**Stated task**
Reproduce each of the lines word for word.

**Entries**
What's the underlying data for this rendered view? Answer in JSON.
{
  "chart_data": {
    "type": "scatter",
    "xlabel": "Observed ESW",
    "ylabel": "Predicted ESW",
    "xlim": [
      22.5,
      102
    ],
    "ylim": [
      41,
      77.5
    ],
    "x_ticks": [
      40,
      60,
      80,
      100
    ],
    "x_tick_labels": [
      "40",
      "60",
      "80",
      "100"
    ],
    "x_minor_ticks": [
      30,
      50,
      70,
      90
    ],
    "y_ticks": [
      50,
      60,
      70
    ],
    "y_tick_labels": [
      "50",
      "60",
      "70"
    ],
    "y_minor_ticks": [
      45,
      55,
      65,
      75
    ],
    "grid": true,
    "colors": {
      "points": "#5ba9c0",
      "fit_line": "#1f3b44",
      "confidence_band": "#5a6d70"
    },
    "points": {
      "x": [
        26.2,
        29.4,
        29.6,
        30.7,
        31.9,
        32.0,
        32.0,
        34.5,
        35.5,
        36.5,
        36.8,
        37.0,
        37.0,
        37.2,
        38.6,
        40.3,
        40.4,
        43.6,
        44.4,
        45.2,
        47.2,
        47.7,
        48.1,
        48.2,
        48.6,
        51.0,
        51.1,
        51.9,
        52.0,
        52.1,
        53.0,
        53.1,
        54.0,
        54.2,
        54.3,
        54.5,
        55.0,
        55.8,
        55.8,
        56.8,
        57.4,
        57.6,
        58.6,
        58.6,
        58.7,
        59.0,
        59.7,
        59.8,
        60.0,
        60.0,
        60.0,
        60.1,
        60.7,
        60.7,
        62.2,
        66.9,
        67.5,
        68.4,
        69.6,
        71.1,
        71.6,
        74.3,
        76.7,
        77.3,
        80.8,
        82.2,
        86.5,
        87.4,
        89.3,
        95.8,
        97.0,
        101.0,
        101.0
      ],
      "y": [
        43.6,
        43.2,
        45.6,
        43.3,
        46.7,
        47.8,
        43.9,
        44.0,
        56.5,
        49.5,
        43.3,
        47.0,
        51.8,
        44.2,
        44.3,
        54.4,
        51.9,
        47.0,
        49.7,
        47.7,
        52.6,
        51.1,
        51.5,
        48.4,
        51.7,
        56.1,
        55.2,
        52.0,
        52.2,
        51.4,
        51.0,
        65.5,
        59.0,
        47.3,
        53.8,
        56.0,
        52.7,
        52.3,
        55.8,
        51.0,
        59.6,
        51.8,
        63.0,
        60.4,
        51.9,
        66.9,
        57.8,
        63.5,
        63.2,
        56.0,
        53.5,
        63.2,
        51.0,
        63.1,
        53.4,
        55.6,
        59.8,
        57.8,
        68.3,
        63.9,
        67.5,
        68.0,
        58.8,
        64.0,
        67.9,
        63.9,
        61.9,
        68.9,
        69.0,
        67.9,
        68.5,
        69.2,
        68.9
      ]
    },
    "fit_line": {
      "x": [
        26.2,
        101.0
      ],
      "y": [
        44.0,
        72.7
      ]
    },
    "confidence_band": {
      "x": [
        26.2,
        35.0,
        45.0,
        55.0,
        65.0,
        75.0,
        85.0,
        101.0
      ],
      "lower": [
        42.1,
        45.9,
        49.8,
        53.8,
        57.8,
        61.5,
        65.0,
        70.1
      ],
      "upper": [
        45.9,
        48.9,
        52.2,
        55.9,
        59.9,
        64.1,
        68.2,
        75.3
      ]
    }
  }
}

**Correct response**
What's the underlying data for this rendered view? Answer in JSON.
{
  "chart_data": {
    "type": "scatter",
    "xlabel": "Observed ESW",
    "ylabel": "Predicted ESW",
    "xlim": [
      22.5,
      102
    ],
    "ylim": [
      41,
      77.5
    ],
    "x_ticks": [
      40,
      60,
      80,
      100
    ],
    "x_tick_labels": [
      "40",
      "60",
      "80",
      "100"
    ],
    "x_minor_ticks": [
      30,
      50,
      70,
      90
    ],
    "y_ticks": [
      50,
      60,
      70
    ],
    "y_tick_labels": [
      "50",
      "60",
      "70"
    ],
    "y_minor_ticks": [
      45,
      55,
      65,
      75
    ],
    "grid": true,
    "colors": {
      "points": "#5ba9c0",
      "fit_line": "#1f3b44",
      "confidence_band": "#5a6d70"
    },
    "points": {
      "x": [
        26.2,
        29.4,
        29.6,
        30.7,
        31.9,
        32.0,
        32.0,
        34.5,
        35.5,
        36.5,
        36.8,
        37.0,
        37.0,
        37.2,
        38.6,
        40.3,
        40.4,
        43.6,
        44.4,
        45.2,
        47.2,
        47.7,
        48.1,
        48.2,
        48.6,
        51.0,
        51.1,
        51.9,
        52.0,
        52.1,
        53.0,
        53.1,
        54.0,
        54.2,
        54.3,
        54.5,
        55.0,
        55.8,
        55.8,
        56.8,
        57.4,
        57.6,
        58.6,
        58.6,
        58.7,
        59.0,
        59.7,
        59.8,
        60.0,
        60.0,
        60.0,
        60.1,
        60.7,
        60.7,
        62.2,
        66.9,
        67.5,
        68.4,
        69.6,
        71.1,
        71.6,
        74.3,
        76.7,
        77.3,
        80.8,
        82.2,
        86.5,
        87.4,
        89.3,
        95.8,
        97.0,
        101.0,
        101.0
      ],
      "y": [
        43.6,
        43.2,
        45.6,
        43.3,
        46.7,
        47.8,
        43.9,
        44.0,
        56.5,
        49.5,
        43.3,
        47.0,
        51.8,
        44.2,
        44.3,
        54.4,
        51.9,
        47.0,
        49.7,
        47.7,
        52.6,
        51.1,
        51.5,
        48.4,
        51.7,
        56.1,
        55.2,
        52.0,
        52.2,
        51.4,
        51.0,
        65.5,
        59.0,
        47.3,
        53.8,
        56.0,
        52.7,
        52.3,
        55.8,
        51.0,
        59.6,
        51.8,
        63.0,
        60.4,
        51.9,
        66.9,
        57.8,
        63.5,
        63.2,
        56.0,
        53.5,
        63.2,
        51.0,
        63.1,
        53.4,
        55.6,
        59.8,
        57.8,
        68.3,
        63.9,
        67.5,
        68.0,
        58.8,
        64.0,
        67.9,
        63.9,
        61.9,
        68.9,
        69.0,
        67.9,
        68.5,
        69.2,
        68.9
      ]
    },
    "fit_line": {
      "x": [
        26.2,
        101.0
      ],
      "y": [
        44.0,
        72.7
      ]
    },
    "confidence_band": {
      "x": [
        26.2,
        35.0,
        45.0,
        55.0,
        65.0,
        75.0,
        85.0,
        101.0
      ],
      "lower": [
        42.1,
        45.9,
        49.8,
        53.8,
        57.8,
        61.5,
        65.0,
        70.1
      ],
      "upper": [
        45.9,
        48.9,
        52.2,
        55.9,
        59.9,
        64.1,
        68.2,
        75.3
      ]
    }
  }
}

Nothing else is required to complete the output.